◆ Set problem
Every line below should be repeated exactly.

◆ Records supplied
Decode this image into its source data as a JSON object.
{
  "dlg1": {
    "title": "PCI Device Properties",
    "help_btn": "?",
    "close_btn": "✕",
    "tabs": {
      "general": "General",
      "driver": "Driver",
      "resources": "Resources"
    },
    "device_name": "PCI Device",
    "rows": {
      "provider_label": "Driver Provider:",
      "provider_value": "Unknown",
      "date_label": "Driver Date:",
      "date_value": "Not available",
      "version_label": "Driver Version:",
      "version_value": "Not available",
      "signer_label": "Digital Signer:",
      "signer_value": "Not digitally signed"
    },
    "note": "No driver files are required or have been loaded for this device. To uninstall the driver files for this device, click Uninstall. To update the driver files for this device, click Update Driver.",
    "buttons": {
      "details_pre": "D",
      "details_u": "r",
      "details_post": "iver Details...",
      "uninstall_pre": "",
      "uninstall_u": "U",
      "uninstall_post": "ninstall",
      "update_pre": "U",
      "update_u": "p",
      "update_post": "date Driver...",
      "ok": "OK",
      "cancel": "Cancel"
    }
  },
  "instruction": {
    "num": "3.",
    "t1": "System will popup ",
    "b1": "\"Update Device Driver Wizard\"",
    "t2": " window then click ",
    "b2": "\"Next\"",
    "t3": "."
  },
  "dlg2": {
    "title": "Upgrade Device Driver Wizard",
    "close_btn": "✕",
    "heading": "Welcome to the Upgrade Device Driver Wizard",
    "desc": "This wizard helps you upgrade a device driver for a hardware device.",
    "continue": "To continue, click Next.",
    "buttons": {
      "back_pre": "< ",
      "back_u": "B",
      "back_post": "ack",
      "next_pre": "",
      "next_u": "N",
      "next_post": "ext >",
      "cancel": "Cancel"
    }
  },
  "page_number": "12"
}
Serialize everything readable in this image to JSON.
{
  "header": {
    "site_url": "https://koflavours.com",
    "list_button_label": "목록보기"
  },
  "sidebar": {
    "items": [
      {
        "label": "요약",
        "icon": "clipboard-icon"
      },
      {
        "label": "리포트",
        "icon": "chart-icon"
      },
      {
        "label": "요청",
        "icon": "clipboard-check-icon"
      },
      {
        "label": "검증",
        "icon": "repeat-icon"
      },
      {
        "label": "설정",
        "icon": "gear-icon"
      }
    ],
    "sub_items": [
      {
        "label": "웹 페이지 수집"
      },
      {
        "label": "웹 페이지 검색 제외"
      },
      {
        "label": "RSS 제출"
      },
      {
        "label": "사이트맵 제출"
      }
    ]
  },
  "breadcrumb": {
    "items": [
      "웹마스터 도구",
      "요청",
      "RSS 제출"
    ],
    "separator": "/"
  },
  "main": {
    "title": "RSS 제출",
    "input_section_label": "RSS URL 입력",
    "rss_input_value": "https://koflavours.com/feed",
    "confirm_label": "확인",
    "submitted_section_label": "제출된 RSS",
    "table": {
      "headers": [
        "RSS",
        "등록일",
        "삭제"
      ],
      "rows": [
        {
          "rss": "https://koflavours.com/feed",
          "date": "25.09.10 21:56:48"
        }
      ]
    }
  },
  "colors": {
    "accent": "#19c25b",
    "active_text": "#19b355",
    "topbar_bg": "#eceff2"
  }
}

◆ The output
Decode this image into its source data as a JSON object.
{
  "dlg1": {
    "title": "PCI Device Properties",
    "help_btn": "?",
    "close_btn": "✕",
    "tabs": {
      "general": "General",
      "driver": "Driver",
      "resources": "Resources"
    },
    "device_name": "PCI Device",
    "rows": {
      "provider_label": "Driver Provider:",
      "provider_value": "Unknown",
      "date_label": "Driver Date:",
      "date_value": "Not available",
      "version_label": "Driver Version:",
      "version_value": "Not available",
      "signer_label": "Digital Signer:",
      "signer_value": "Not digitally signed"
    },
    "note": "No driver files are required or have been loaded for this device. To uninstall the driver files for this device, click Uninstall. To update the driver files for this device, click Update Driver.",
    "buttons": {
      "details_pre": "D",
      "details_u": "r",
      "details_post": "iver Details...",
      "uninstall_pre": "",
      "uninstall_u": "U",
      "uninstall_post": "ninstall",
      "update_pre": "U",
      "update_u": "p",
      "update_post": "date Driver...",
      "ok": "OK",
      "cancel": "Cancel"
    }
  },
  "instruction": {
    "num": "3.",
    "t1": "System will popup ",
    "b1": "\"Update Device Driver Wizard\"",
    "t2": " window then click ",
    "b2": "\"Next\"",
    "t3": "."
  },
  "dlg2": {
    "title": "Upgrade Device Driver Wizard",
    "close_btn": "✕",
    "heading": "Welcome to the Upgrade Device Driver Wizard",
    "desc": "This wizard helps you upgrade a device driver for a hardware device.",
    "continue": "To continue, click Next.",
    "buttons": {
      "back_pre": "< ",
      "back_u": "B",
      "back_post": "ack",
      "next_pre": "",
      "next_u": "N",
      "next_post": "ext >",
      "cancel": "Cancel"
    }
  },
  "page_number": "12"
}
Serialize everything readable in this image to JSON.
{
  "header": {
    "site_url": "https://koflavours.com",
    "list_button_label": "목록보기"
  },
  "sidebar": {
    "items": [
      {
        "label": "요약",
        "icon": "clipboard-icon"
      },
      {
        "label": "리포트",
        "icon": "chart-icon"
      },
      {
        "label": "요청",
        "icon": "clipboard-check-icon"
      },
      {
        "label": "검증",
        "icon": "repeat-icon"
      },
      {
        "label": "설정",
        "icon": "gear-icon"
      }
    ],
    "sub_items": [
      {
        "label": "웹 페이지 수집"
      },
      {
        "label": "웹 페이지 검색 제외"
      },
      {
        "label": "RSS 제출"
      },
      {
        "label": "사이트맵 제출"
      }
    ]
  },
  "breadcrumb": {
    "items": [
      "웹마스터 도구",
      "요청",
      "RSS 제출"
    ],
    "separator": "/"
  },
  "main": {
    "title": "RSS 제출",
    "input_section_label": "RSS URL 입력",
    "rss_input_value": "https://koflavours.com/feed",
    "confirm_label": "확인",
    "submitted_section_label": "제출된 RSS",
    "table": {
      "headers": [
        "RSS",
        "등록일",
        "삭제"
      ],
      "rows": [
        {
          "rss": "https://koflavours.com/feed",
          "date": "25.09.10 21:56:48"
        }
      ]
    }
  },
  "colors": {
    "accent": "#19c25b",
    "active_text": "#19b355",
    "topbar_bg": "#eceff2"
  }
}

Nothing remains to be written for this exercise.